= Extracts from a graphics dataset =
^^^^^^^^^^^^^^^^

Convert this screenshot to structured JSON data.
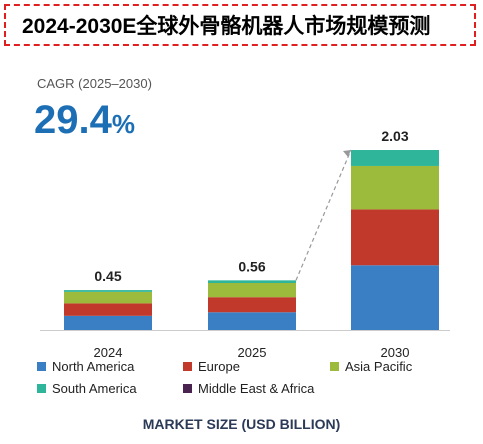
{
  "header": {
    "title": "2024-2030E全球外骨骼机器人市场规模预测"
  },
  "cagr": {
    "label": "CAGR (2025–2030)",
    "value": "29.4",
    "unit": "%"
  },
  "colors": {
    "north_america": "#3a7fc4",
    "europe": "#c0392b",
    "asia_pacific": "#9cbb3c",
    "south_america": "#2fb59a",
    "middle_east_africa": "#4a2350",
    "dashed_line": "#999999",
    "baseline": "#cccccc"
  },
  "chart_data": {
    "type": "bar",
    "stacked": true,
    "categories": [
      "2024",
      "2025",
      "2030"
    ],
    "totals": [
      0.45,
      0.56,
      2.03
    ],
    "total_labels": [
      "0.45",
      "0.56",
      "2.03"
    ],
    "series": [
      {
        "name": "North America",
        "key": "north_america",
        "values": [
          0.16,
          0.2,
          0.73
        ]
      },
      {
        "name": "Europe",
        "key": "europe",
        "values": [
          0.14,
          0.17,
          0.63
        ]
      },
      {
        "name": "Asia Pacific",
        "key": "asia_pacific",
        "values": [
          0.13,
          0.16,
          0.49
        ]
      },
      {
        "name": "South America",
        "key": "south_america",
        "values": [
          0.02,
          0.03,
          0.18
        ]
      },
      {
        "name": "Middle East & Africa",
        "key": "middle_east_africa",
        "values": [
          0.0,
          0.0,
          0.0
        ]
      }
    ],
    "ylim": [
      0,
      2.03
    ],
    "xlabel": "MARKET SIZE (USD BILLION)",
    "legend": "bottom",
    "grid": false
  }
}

^^^^^^^^^^^^^^^^

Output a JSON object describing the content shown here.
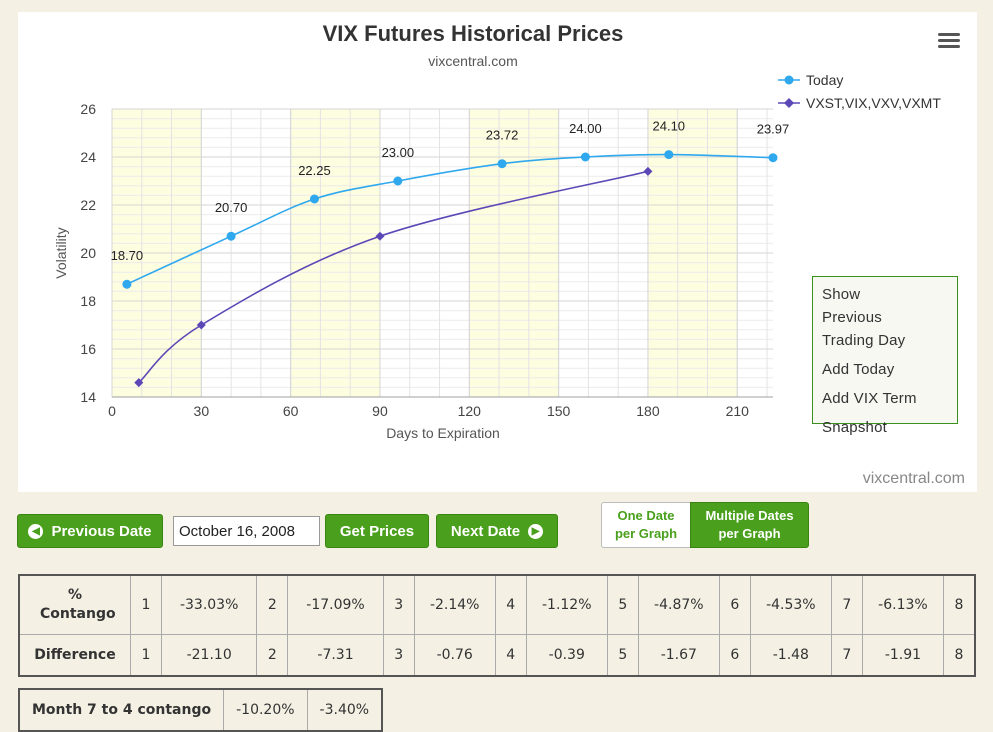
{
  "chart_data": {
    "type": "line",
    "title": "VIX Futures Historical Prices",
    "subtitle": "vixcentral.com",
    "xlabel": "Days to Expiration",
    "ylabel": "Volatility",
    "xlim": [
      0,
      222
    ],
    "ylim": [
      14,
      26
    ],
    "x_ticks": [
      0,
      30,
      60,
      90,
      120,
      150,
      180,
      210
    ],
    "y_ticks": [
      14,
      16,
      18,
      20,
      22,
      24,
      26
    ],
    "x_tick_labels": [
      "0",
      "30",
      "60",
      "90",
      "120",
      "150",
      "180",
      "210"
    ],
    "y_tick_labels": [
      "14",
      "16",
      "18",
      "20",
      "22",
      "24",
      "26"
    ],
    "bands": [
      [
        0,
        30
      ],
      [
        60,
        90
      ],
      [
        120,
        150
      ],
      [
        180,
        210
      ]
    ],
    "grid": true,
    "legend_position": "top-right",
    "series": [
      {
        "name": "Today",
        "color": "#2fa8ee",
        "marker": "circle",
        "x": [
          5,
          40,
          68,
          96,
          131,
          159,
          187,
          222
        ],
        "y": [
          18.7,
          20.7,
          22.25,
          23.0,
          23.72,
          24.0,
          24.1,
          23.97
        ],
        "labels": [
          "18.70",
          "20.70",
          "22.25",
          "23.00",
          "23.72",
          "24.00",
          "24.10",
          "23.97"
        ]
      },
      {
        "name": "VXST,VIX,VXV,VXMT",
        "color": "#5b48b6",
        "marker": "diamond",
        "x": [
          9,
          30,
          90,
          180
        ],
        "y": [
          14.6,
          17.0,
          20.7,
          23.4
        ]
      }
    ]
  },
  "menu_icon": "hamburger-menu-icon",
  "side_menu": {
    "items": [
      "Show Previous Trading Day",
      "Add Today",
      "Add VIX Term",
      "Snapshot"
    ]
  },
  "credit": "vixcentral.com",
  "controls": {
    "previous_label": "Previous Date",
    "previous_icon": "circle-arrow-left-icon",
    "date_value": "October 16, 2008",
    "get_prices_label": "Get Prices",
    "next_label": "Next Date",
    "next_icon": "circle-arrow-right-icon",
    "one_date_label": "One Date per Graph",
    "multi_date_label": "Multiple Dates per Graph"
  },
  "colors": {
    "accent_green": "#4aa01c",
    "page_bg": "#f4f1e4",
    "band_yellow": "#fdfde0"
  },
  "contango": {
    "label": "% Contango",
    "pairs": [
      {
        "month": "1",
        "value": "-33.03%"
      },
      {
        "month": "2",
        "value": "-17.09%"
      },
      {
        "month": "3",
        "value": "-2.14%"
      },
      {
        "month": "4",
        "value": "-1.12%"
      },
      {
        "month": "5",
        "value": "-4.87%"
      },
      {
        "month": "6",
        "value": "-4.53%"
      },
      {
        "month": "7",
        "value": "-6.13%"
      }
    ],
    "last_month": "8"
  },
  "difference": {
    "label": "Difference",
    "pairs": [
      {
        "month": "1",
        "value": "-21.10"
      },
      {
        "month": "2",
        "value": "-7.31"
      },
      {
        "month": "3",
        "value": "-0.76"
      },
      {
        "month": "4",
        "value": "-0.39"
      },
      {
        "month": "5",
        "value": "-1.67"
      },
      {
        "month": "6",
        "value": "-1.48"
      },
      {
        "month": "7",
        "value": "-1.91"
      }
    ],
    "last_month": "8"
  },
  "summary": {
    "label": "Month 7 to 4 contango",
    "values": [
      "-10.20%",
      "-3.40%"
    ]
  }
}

^^^^^^^^^^^^^^^^

Which lines of the material contain the string "arrow"? List each of them.

= The solution =
    "previous_icon": "circle-arrow-left-icon",
    "next_icon": "circle-arrow-right-icon",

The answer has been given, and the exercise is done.